* [Records shown]:
*****

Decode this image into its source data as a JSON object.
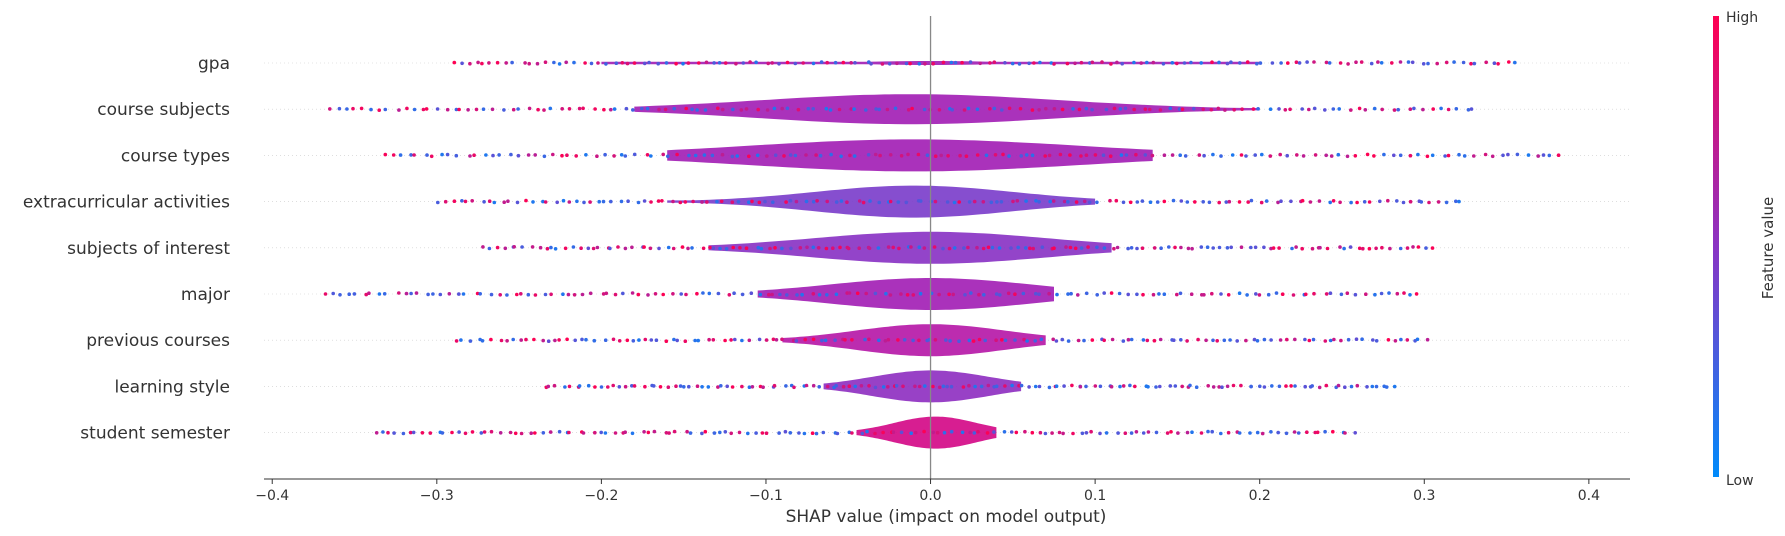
{
  "chart_data": {
    "type": "violin",
    "xlabel": "SHAP value (impact on model output)",
    "xlim": [
      -0.405,
      0.425
    ],
    "xticks": [
      -0.4,
      -0.3,
      -0.2,
      -0.1,
      0.0,
      0.1,
      0.2,
      0.3,
      0.4
    ],
    "xtick_labels": [
      "−0.4",
      "−0.3",
      "−0.2",
      "−0.1",
      "0.0",
      "0.1",
      "0.2",
      "0.3",
      "0.4"
    ],
    "colorbar": {
      "title": "Feature value",
      "high_label": "High",
      "low_label": "Low",
      "high_color": "#ff0052",
      "low_color": "#008bfb"
    },
    "features": [
      {
        "name": "gpa",
        "min": -0.29,
        "max": 0.355,
        "peak": 0.0,
        "spread": 0.04,
        "violin_range": [
          -0.2,
          0.2
        ],
        "max_half_width": 2,
        "body_color": "#a321b5"
      },
      {
        "name": "course subjects",
        "min": -0.365,
        "max": 0.33,
        "peak": -0.012,
        "spread": 0.09,
        "violin_range": [
          -0.18,
          0.2
        ],
        "max_half_width": 15,
        "body_color": "#a321b5"
      },
      {
        "name": "course types",
        "min": -0.333,
        "max": 0.383,
        "peak": -0.01,
        "spread": 0.1,
        "violin_range": [
          -0.16,
          0.135
        ],
        "max_half_width": 16,
        "body_color": "#a321b5"
      },
      {
        "name": "extracurricular activities",
        "min": -0.3,
        "max": 0.322,
        "peak": -0.01,
        "spread": 0.06,
        "violin_range": [
          -0.16,
          0.1
        ],
        "max_half_width": 16,
        "body_color": "#7c3fcb"
      },
      {
        "name": "subjects of interest",
        "min": -0.272,
        "max": 0.305,
        "peak": 0.0,
        "spread": 0.07,
        "violin_range": [
          -0.135,
          0.11
        ],
        "max_half_width": 16,
        "body_color": "#8a34c4"
      },
      {
        "name": "major",
        "min": -0.368,
        "max": 0.297,
        "peak": 0.0,
        "spread": 0.06,
        "violin_range": [
          -0.105,
          0.075
        ],
        "max_half_width": 16,
        "body_color": "#a321b5"
      },
      {
        "name": "previous courses",
        "min": -0.288,
        "max": 0.302,
        "peak": 0.0,
        "spread": 0.045,
        "violin_range": [
          -0.09,
          0.07
        ],
        "max_half_width": 16,
        "body_color": "#b61aa8"
      },
      {
        "name": "learning style",
        "min": -0.234,
        "max": 0.282,
        "peak": 0.0,
        "spread": 0.035,
        "violin_range": [
          -0.065,
          0.055
        ],
        "max_half_width": 16,
        "body_color": "#8f31c1"
      },
      {
        "name": "student semester",
        "min": -0.338,
        "max": 0.258,
        "peak": 0.003,
        "spread": 0.025,
        "violin_range": [
          -0.045,
          0.04
        ],
        "max_half_width": 16,
        "body_color": "#d40b88"
      }
    ]
  }
}
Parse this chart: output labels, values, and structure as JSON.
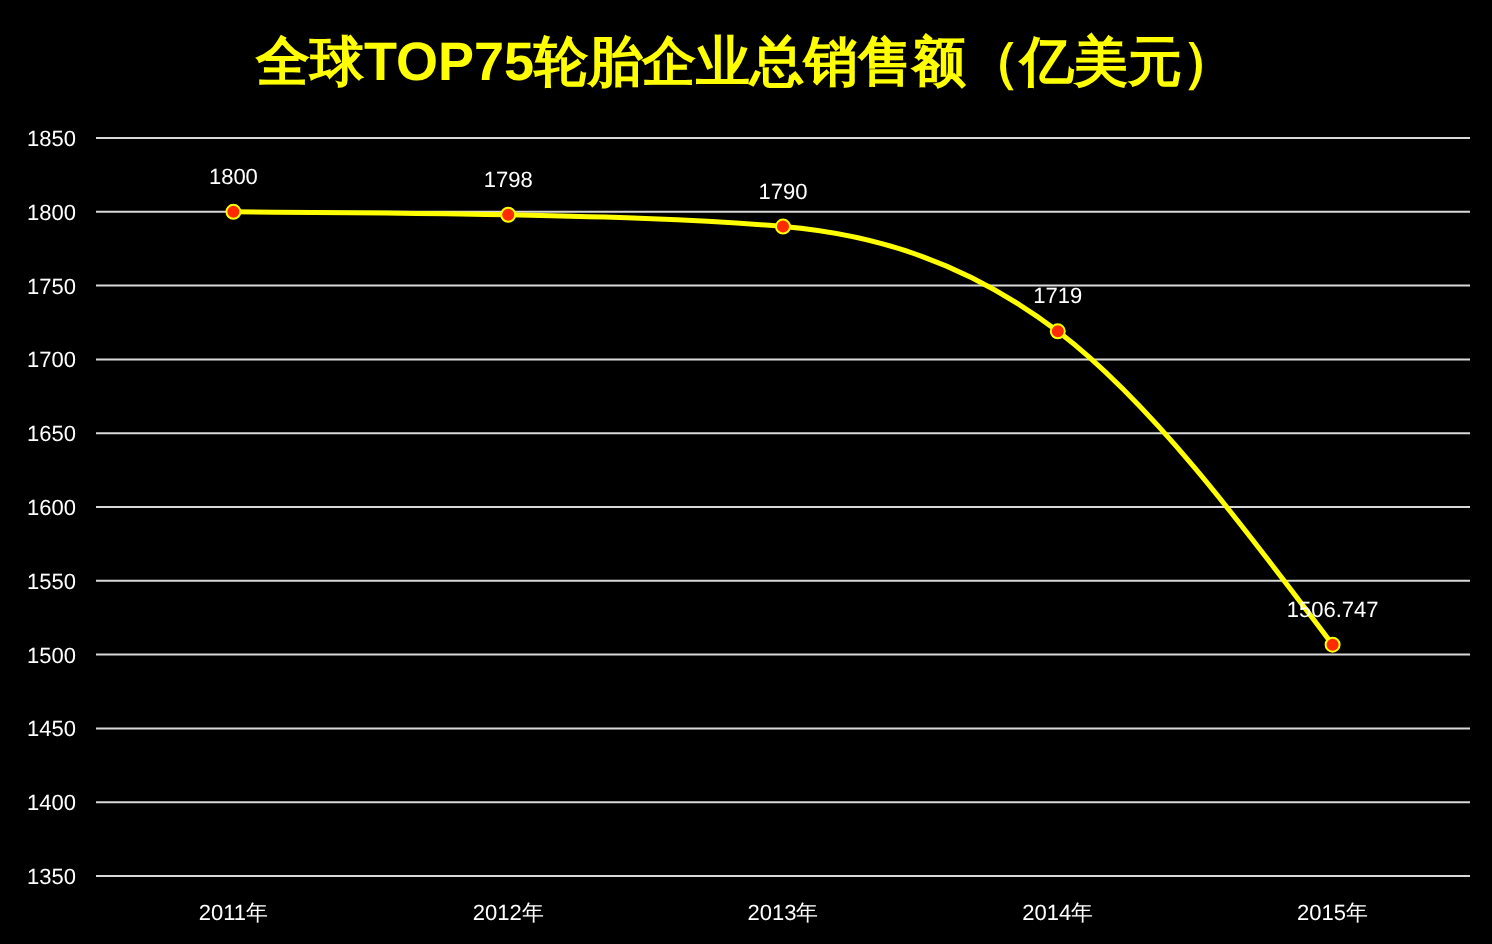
{
  "chart_data": {
    "type": "line",
    "title": "全球TOP75轮胎企业总销售额（亿美元）",
    "categories": [
      "2011年",
      "2012年",
      "2013年",
      "2014年",
      "2015年"
    ],
    "series": [
      {
        "color": "#ffff00",
        "values": [
          1800,
          1798,
          1790,
          1719,
          1506.747
        ]
      }
    ],
    "ylim": [
      1350,
      1850
    ],
    "yticks": [
      1350,
      1400,
      1450,
      1500,
      1550,
      1600,
      1650,
      1700,
      1750,
      1800,
      1850
    ],
    "grid": "y",
    "marker": "circle",
    "data_labels": true
  }
}
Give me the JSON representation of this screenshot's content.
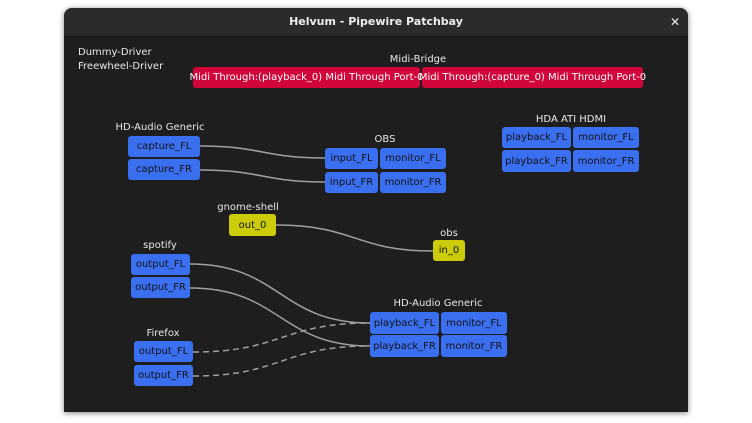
{
  "window": {
    "title": "Helvum - Pipewire Patchbay",
    "close_icon": "close-icon"
  },
  "colors": {
    "audio_port": "#3a6ff0",
    "midi_port": "#d0063a",
    "video_port": "#cccc0a",
    "link": "#a0a0a0",
    "background": "#1e1e1e"
  },
  "unlinked_nodes": [
    "Dummy-Driver",
    "Freewheel-Driver"
  ],
  "nodes": {
    "midi_bridge": {
      "name": "Midi-Bridge",
      "ports": [
        "Midi Through:(playback_0) Midi Through Port-0",
        "Midi Through:(capture_0) Midi Through Port-0"
      ]
    },
    "hd_audio_in": {
      "name": "HD-Audio Generic",
      "ports": [
        "capture_FL",
        "capture_FR"
      ]
    },
    "obs_audio": {
      "name": "OBS",
      "inputs": [
        "input_FL",
        "input_FR"
      ],
      "outputs": [
        "monitor_FL",
        "monitor_FR"
      ]
    },
    "hda_hdmi": {
      "name": "HDA ATI HDMI",
      "inputs": [
        "playback_FL",
        "playback_FR"
      ],
      "outputs": [
        "monitor_FL",
        "monitor_FR"
      ]
    },
    "gnome_shell": {
      "name": "gnome-shell",
      "ports": [
        "out_0"
      ]
    },
    "obs_video": {
      "name": "obs",
      "ports": [
        "in_0"
      ]
    },
    "spotify": {
      "name": "spotify",
      "ports": [
        "output_FL",
        "output_FR"
      ]
    },
    "hd_audio_out": {
      "name": "HD-Audio Generic",
      "inputs": [
        "playback_FL",
        "playback_FR"
      ],
      "outputs": [
        "monitor_FL",
        "monitor_FR"
      ]
    },
    "firefox": {
      "name": "Firefox",
      "ports": [
        "output_FL",
        "output_FR"
      ]
    }
  },
  "links": [
    {
      "from": "HD-Audio Generic:capture_FL",
      "to": "OBS:input_FL",
      "active": true
    },
    {
      "from": "HD-Audio Generic:capture_FR",
      "to": "OBS:input_FR",
      "active": true
    },
    {
      "from": "gnome-shell:out_0",
      "to": "obs:in_0",
      "active": true
    },
    {
      "from": "spotify:output_FL",
      "to": "HD-Audio Generic:playback_FL",
      "active": true
    },
    {
      "from": "spotify:output_FR",
      "to": "HD-Audio Generic:playback_FR",
      "active": true
    },
    {
      "from": "Firefox:output_FL",
      "to": "HD-Audio Generic:playback_FL",
      "active": false
    },
    {
      "from": "Firefox:output_FR",
      "to": "HD-Audio Generic:playback_FR",
      "active": false
    }
  ]
}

*****

* [Instructions to follow]: Repeat every record precisely. Any picture among them stays out of the copy.

* [Completed task]:
Decode this image into its source data as a JSON object.
{
  "chart_data": {
    "type": "violin",
    "xlabel": "SHAP value (impact on model output)",
    "xlim": [
      -0.405,
      0.425
    ],
    "xticks": [
      -0.4,
      -0.3,
      -0.2,
      -0.1,
      0.0,
      0.1,
      0.2,
      0.3,
      0.4
    ],
    "xtick_labels": [
      "−0.4",
      "−0.3",
      "−0.2",
      "−0.1",
      "0.0",
      "0.1",
      "0.2",
      "0.3",
      "0.4"
    ],
    "colorbar": {
      "title": "Feature value",
      "high_label": "High",
      "low_label": "Low",
      "high_color": "#ff0052",
      "low_color": "#008bfb"
    },
    "features": [
      {
        "name": "gpa",
        "min": -0.29,
        "max": 0.355,
        "peak": 0.0,
        "spread": 0.04,
        "violin_range": [
          -0.2,
          0.2
        ],
        "max_half_width": 2,
        "body_color": "#a321b5"
      },
      {
        "name": "course subjects",
        "min": -0.365,
        "max": 0.33,
        "peak": -0.012,
        "spread": 0.09,
        "violin_range": [
          -0.18,
          0.2
        ],
        "max_half_width": 15,
        "body_color": "#a321b5"
      },
      {
        "name": "course types",
        "min": -0.333,
        "max": 0.383,
        "peak": -0.01,
        "spread": 0.1,
        "violin_range": [
          -0.16,
          0.135
        ],
        "max_half_width": 16,
        "body_color": "#a321b5"
      },
      {
        "name": "extracurricular activities",
        "min": -0.3,
        "max": 0.322,
        "peak": -0.01,
        "spread": 0.06,
        "violin_range": [
          -0.16,
          0.1
        ],
        "max_half_width": 16,
        "body_color": "#7c3fcb"
      },
      {
        "name": "subjects of interest",
        "min": -0.272,
        "max": 0.305,
        "peak": 0.0,
        "spread": 0.07,
        "violin_range": [
          -0.135,
          0.11
        ],
        "max_half_width": 16,
        "body_color": "#8a34c4"
      },
      {
        "name": "major",
        "min": -0.368,
        "max": 0.297,
        "peak": 0.0,
        "spread": 0.06,
        "violin_range": [
          -0.105,
          0.075
        ],
        "max_half_width": 16,
        "body_color": "#a321b5"
      },
      {
        "name": "previous courses",
        "min": -0.288,
        "max": 0.302,
        "peak": 0.0,
        "spread": 0.045,
        "violin_range": [
          -0.09,
          0.07
        ],
        "max_half_width": 16,
        "body_color": "#b61aa8"
      },
      {
        "name": "learning style",
        "min": -0.234,
        "max": 0.282,
        "peak": 0.0,
        "spread": 0.035,
        "violin_range": [
          -0.065,
          0.055
        ],
        "max_half_width": 16,
        "body_color": "#8f31c1"
      },
      {
        "name": "student semester",
        "min": -0.338,
        "max": 0.258,
        "peak": 0.003,
        "spread": 0.025,
        "violin_range": [
          -0.045,
          0.04
        ],
        "max_half_width": 16,
        "body_color": "#d40b88"
      }
    ]
  }
}
Parse this chart: output labels, values, and structure as JSON.
{
  "chart_data": {
    "type": "line",
    "title": "全球TOP75轮胎企业总销售额（亿美元）",
    "categories": [
      "2011年",
      "2012年",
      "2013年",
      "2014年",
      "2015年"
    ],
    "series": [
      {
        "color": "#ffff00",
        "values": [
          1800,
          1798,
          1790,
          1719,
          1506.747
        ]
      }
    ],
    "ylim": [
      1350,
      1850
    ],
    "yticks": [
      1350,
      1400,
      1450,
      1500,
      1550,
      1600,
      1650,
      1700,
      1750,
      1800,
      1850
    ],
    "grid": "y",
    "marker": "circle",
    "data_labels": true
  }
}
Give me the JSON representation of this screenshot's content.
{
  "window": {
    "title": "Helvum - Pipewire Patchbay",
    "close_icon": "close-icon"
  },
  "colors": {
    "audio_port": "#3a6ff0",
    "midi_port": "#d0063a",
    "video_port": "#cccc0a",
    "link": "#a0a0a0",
    "background": "#1e1e1e"
  },
  "unlinked_nodes": [
    "Dummy-Driver",
    "Freewheel-Driver"
  ],
  "nodes": {
    "midi_bridge": {
      "name": "Midi-Bridge",
      "ports": [
        "Midi Through:(playback_0) Midi Through Port-0",
        "Midi Through:(capture_0) Midi Through Port-0"
      ]
    },
    "hd_audio_in": {
      "name": "HD-Audio Generic",
      "ports": [
        "capture_FL",
        "capture_FR"
      ]
    },
    "obs_audio": {
      "name": "OBS",
      "inputs": [
        "input_FL",
        "input_FR"
      ],
      "outputs": [
        "monitor_FL",
        "monitor_FR"
      ]
    },
    "hda_hdmi": {
      "name": "HDA ATI HDMI",
      "inputs": [
        "playback_FL",
        "playback_FR"
      ],
      "outputs": [
        "monitor_FL",
        "monitor_FR"
      ]
    },
    "gnome_shell": {
      "name": "gnome-shell",
      "ports": [
        "out_0"
      ]
    },
    "obs_video": {
      "name": "obs",
      "ports": [
        "in_0"
      ]
    },
    "spotify": {
      "name": "spotify",
      "ports": [
        "output_FL",
        "output_FR"
      ]
    },
    "hd_audio_out": {
      "name": "HD-Audio Generic",
      "inputs": [
        "playback_FL",
        "playback_FR"
      ],
      "outputs": [
        "monitor_FL",
        "monitor_FR"
      ]
    },
    "firefox": {
      "name": "Firefox",
      "ports": [
        "output_FL",
        "output_FR"
      ]
    }
  },
  "links": [
    {
      "from": "HD-Audio Generic:capture_FL",
      "to": "OBS:input_FL",
      "active": true
    },
    {
      "from": "HD-Audio Generic:capture_FR",
      "to": "OBS:input_FR",
      "active": true
    },
    {
      "from": "gnome-shell:out_0",
      "to": "obs:in_0",
      "active": true
    },
    {
      "from": "spotify:output_FL",
      "to": "HD-Audio Generic:playback_FL",
      "active": true
    },
    {
      "from": "spotify:output_FR",
      "to": "HD-Audio Generic:playback_FR",
      "active": true
    },
    {
      "from": "Firefox:output_FL",
      "to": "HD-Audio Generic:playback_FL",
      "active": false
    },
    {
      "from": "Firefox:output_FR",
      "to": "HD-Audio Generic:playback_FR",
      "active": false
    }
  ]
}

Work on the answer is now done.